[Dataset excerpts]
__________

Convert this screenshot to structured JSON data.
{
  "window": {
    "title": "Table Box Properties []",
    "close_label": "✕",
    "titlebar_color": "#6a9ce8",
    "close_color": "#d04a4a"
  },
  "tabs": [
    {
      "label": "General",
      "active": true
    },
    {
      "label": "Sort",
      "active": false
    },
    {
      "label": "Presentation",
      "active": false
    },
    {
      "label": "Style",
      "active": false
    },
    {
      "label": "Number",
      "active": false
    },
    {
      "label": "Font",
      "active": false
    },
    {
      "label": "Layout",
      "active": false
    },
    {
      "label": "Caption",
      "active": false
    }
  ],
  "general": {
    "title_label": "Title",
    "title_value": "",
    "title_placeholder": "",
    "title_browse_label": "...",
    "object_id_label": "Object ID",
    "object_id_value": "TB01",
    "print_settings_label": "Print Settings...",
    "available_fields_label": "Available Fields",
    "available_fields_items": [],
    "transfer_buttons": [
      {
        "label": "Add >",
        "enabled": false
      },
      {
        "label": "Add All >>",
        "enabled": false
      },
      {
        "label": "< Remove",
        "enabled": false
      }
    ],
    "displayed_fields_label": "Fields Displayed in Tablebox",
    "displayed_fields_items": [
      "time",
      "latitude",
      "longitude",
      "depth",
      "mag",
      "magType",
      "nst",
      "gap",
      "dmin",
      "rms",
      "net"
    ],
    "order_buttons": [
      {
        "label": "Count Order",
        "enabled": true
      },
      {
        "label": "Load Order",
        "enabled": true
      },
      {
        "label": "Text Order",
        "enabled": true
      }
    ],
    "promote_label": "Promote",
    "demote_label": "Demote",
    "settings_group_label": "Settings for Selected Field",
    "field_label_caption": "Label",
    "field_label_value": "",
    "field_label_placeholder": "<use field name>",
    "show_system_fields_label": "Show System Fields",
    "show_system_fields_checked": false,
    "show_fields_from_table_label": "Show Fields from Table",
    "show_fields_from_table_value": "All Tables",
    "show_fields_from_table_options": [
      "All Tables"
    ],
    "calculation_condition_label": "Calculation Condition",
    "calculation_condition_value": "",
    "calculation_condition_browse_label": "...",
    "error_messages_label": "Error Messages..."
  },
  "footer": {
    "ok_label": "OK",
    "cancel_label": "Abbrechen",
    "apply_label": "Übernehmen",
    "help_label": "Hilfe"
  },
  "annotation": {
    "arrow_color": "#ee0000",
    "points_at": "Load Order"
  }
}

__________

[Task objective]
Return all of the entries word for word.

[Completed exercise]
Convert this screenshot to structured JSON data.
{
  "window": {
    "title": "Table Box Properties []",
    "close_label": "✕",
    "titlebar_color": "#6a9ce8",
    "close_color": "#d04a4a"
  },
  "tabs": [
    {
      "label": "General",
      "active": true
    },
    {
      "label": "Sort",
      "active": false
    },
    {
      "label": "Presentation",
      "active": false
    },
    {
      "label": "Style",
      "active": false
    },
    {
      "label": "Number",
      "active": false
    },
    {
      "label": "Font",
      "active": false
    },
    {
      "label": "Layout",
      "active": false
    },
    {
      "label": "Caption",
      "active": false
    }
  ],
  "general": {
    "title_label": "Title",
    "title_value": "",
    "title_placeholder": "",
    "title_browse_label": "...",
    "object_id_label": "Object ID",
    "object_id_value": "TB01",
    "print_settings_label": "Print Settings...",
    "available_fields_label": "Available Fields",
    "available_fields_items": [],
    "transfer_buttons": [
      {
        "label": "Add >",
        "enabled": false
      },
      {
        "label": "Add All >>",
        "enabled": false
      },
      {
        "label": "< Remove",
        "enabled": false
      }
    ],
    "displayed_fields_label": "Fields Displayed in Tablebox",
    "displayed_fields_items": [
      "time",
      "latitude",
      "longitude",
      "depth",
      "mag",
      "magType",
      "nst",
      "gap",
      "dmin",
      "rms",
      "net"
    ],
    "order_buttons": [
      {
        "label": "Count Order",
        "enabled": true
      },
      {
        "label": "Load Order",
        "enabled": true
      },
      {
        "label": "Text Order",
        "enabled": true
      }
    ],
    "promote_label": "Promote",
    "demote_label": "Demote",
    "settings_group_label": "Settings for Selected Field",
    "field_label_caption": "Label",
    "field_label_value": "",
    "field_label_placeholder": "<use field name>",
    "show_system_fields_label": "Show System Fields",
    "show_system_fields_checked": false,
    "show_fields_from_table_label": "Show Fields from Table",
    "show_fields_from_table_value": "All Tables",
    "show_fields_from_table_options": [
      "All Tables"
    ],
    "calculation_condition_label": "Calculation Condition",
    "calculation_condition_value": "",
    "calculation_condition_browse_label": "...",
    "error_messages_label": "Error Messages..."
  },
  "footer": {
    "ok_label": "OK",
    "cancel_label": "Abbrechen",
    "apply_label": "Übernehmen",
    "help_label": "Hilfe"
  },
  "annotation": {
    "arrow_color": "#ee0000",
    "points_at": "Load Order"
  }
}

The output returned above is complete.